_Provided records_:
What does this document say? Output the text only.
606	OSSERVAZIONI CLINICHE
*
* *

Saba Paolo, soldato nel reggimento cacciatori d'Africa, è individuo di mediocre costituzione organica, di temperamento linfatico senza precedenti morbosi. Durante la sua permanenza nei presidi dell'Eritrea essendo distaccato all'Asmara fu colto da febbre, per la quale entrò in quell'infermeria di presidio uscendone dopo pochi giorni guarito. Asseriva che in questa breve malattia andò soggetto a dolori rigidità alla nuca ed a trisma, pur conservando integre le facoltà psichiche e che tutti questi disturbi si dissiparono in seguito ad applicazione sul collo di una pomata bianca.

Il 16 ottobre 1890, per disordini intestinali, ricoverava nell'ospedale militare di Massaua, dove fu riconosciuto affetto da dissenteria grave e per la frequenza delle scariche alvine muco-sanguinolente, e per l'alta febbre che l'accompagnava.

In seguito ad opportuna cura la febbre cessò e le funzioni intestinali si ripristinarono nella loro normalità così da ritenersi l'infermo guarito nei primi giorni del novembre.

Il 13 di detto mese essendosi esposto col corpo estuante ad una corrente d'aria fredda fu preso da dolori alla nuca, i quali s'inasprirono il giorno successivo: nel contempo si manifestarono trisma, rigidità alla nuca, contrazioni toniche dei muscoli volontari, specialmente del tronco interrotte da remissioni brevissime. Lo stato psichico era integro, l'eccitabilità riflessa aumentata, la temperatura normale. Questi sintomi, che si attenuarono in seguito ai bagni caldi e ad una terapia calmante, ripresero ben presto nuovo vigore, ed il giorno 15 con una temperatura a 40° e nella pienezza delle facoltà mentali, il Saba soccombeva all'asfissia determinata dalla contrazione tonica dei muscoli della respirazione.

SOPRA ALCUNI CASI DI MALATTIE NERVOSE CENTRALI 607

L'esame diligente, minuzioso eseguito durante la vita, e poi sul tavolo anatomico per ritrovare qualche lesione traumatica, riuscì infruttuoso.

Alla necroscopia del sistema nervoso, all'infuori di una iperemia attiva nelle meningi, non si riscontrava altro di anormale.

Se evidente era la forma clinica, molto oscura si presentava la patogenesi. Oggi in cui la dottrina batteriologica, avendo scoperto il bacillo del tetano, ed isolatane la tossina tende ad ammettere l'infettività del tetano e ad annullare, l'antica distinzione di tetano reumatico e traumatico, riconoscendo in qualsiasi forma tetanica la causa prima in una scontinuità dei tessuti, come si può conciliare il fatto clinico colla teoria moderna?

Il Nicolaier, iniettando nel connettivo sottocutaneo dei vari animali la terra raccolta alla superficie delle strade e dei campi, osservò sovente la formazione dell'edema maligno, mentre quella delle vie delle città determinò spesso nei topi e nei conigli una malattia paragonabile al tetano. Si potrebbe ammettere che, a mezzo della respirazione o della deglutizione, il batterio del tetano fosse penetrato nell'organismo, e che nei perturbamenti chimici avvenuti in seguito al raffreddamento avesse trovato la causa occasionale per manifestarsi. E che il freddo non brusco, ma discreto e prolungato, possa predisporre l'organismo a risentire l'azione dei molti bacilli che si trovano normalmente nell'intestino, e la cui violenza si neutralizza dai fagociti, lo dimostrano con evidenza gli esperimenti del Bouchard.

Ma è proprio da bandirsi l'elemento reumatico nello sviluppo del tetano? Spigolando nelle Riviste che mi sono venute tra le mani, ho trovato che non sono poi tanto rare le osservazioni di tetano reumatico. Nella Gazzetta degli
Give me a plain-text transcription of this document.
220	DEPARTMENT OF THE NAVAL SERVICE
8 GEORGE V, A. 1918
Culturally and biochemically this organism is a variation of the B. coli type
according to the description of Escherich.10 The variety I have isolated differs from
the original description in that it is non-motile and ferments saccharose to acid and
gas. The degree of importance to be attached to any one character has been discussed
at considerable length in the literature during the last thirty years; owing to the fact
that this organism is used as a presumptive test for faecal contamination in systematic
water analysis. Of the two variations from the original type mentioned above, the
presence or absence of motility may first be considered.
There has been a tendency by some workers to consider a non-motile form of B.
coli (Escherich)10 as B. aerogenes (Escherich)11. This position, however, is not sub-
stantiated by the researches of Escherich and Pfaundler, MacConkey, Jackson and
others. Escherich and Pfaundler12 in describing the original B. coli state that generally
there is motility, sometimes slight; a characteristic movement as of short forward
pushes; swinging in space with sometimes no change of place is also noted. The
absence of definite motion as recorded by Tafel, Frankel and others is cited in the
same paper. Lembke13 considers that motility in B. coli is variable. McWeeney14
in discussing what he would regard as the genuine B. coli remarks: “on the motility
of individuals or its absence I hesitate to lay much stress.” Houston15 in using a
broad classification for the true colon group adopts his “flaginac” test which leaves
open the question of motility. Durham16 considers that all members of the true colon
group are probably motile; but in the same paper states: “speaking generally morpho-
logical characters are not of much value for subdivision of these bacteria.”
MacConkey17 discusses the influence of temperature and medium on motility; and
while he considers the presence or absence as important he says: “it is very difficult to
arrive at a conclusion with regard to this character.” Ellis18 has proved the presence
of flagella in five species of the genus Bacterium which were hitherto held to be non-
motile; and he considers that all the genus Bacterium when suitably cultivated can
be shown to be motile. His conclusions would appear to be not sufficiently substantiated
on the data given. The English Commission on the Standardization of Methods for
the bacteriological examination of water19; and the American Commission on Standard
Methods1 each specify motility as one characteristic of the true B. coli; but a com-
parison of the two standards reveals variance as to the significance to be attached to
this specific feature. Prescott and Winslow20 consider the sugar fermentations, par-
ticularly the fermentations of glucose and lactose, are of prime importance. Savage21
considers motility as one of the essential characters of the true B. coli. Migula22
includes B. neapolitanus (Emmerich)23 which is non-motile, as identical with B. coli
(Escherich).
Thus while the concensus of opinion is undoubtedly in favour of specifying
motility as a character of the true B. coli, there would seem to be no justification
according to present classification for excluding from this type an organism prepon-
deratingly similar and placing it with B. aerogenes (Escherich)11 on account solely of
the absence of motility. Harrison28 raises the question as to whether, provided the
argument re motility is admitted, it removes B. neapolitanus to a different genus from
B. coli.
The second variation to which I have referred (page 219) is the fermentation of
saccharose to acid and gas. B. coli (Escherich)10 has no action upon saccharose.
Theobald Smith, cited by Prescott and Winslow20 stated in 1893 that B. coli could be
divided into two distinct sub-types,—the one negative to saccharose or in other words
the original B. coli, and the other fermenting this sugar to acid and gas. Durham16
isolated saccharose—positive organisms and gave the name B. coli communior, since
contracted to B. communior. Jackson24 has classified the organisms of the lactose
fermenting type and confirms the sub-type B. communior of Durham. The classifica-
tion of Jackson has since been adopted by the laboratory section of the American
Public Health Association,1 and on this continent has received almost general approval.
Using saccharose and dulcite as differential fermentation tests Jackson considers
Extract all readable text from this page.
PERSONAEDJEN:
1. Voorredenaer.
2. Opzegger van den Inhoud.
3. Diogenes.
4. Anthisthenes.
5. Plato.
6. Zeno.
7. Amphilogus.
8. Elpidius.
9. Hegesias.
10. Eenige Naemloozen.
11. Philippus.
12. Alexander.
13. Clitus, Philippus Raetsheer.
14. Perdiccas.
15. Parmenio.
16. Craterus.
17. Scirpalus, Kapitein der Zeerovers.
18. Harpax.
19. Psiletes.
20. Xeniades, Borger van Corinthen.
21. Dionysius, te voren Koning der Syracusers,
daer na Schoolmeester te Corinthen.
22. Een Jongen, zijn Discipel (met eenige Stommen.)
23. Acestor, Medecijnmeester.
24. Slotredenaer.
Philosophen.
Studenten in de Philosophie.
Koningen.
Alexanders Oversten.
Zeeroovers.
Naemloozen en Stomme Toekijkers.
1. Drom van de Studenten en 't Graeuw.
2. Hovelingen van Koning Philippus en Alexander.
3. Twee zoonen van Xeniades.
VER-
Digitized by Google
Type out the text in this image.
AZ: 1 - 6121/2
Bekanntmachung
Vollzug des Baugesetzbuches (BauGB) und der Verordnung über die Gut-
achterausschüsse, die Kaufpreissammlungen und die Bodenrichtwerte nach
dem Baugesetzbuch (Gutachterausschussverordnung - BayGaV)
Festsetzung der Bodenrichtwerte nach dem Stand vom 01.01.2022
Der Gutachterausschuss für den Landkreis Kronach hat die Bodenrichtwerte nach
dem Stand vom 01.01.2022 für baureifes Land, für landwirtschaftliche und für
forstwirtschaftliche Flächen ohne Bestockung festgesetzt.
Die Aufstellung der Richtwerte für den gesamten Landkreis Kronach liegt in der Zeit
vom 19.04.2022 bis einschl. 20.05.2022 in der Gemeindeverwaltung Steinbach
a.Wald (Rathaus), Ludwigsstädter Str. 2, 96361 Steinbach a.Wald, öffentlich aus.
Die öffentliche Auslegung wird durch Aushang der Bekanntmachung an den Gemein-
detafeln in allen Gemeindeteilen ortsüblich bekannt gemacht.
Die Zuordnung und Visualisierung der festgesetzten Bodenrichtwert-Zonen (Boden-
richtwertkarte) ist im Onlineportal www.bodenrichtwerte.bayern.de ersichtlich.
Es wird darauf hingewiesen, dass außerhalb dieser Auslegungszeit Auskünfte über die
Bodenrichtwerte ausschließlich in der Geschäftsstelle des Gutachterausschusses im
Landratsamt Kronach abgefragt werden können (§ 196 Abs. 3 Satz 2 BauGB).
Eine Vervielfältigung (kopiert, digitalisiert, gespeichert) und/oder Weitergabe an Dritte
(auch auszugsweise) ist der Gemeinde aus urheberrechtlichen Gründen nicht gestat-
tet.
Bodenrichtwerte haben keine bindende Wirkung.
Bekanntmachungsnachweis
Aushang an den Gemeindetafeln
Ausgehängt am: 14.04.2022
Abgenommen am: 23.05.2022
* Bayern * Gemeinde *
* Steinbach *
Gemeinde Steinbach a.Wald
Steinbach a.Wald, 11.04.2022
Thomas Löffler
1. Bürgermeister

_About this exercise_: Each line above that holds the string "Aushang" should be copied and shown.

_Response area_:
Die öffentliche Auslegung wird durch Aushang der Bekanntmachung an den Gemein-
Aushang an den Gemeindetafeln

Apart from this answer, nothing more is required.